The client is 6 days post—total proctocolectomy with ileostomy creation for ulcerative colitis. The client's ileostomy is draining large amounts of liquid stool, and the client has dizziness with ambulation. Which parameters should the nurse assess immediately?
A. Pulse rate for the last 24 hours
B. Urine output for the last 24 hours
C. Weight over the last 3 days
D. Ability to move the lower extremities
E. Temperature readings for the last 24 hours
Explanation: The nurse should assess for increasing pulse rate over time because it is a sign of dehydration; large amounts of ileostomy output can result in dehydration, and the dizziness with ambulation could be from dehydration. B. The nurse should assess for decreasing urine output because it is a sign of dehydration; large amounts of ileostomy output can result in dehydration, and the dizziness with ambulation could be from dehydration. C. The nurse should assess for decreasing weight because it is a sign of dehydration; large amounts of ileostomy output can result in dehydration, and the dizziness with ambulation could be from dehydration. D. The ability to move the lower extremities is not related to dehydration. E. The nurse should assess the temperature readings because a low-grade temperature is a sign of dehydration; large amounts of ileostomy output can result in dehydration, and the dizziness with ambulation could be from dehydration.

## Exercises
[1] In the nursing question, what kind of temperature reading does the explanation call a sign of dehydration?
[2] Copy word for word the stretch of the nursing question from "The client is" through "nurse assess immediately?".

## Record extracts
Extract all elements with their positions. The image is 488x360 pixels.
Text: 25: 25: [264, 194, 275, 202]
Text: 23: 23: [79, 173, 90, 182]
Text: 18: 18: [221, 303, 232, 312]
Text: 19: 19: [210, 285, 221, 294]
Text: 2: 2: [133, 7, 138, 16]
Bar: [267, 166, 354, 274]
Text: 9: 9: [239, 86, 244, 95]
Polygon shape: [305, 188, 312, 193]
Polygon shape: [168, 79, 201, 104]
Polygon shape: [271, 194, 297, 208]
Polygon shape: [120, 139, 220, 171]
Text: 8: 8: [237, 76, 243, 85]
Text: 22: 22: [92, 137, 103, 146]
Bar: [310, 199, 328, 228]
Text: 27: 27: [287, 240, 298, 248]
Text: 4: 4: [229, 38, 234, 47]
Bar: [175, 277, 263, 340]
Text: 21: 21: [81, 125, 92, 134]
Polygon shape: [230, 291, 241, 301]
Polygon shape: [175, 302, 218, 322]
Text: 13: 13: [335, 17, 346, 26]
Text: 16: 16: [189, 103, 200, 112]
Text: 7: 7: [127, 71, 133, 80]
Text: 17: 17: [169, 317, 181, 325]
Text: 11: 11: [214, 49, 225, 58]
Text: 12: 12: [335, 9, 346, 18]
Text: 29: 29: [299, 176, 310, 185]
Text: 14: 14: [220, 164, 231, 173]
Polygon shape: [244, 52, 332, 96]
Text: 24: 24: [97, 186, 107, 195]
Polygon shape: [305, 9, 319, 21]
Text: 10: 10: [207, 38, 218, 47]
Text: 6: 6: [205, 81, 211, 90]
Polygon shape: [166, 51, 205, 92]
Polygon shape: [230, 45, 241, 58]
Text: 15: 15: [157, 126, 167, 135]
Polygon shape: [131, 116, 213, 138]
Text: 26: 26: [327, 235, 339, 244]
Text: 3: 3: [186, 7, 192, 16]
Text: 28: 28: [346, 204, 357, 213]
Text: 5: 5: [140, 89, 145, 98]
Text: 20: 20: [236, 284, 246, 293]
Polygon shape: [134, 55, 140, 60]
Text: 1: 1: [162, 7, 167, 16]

## Task responses
[1] A low-grade temperature.

[2]
The client is 6 days post—total proctocolectomy with ileostomy creation for ulcerative colitis. The client's ileostomy is draining large amounts of liquid stool, and the client has dizziness with ambulation. Which parameters should the nurse assess immediately?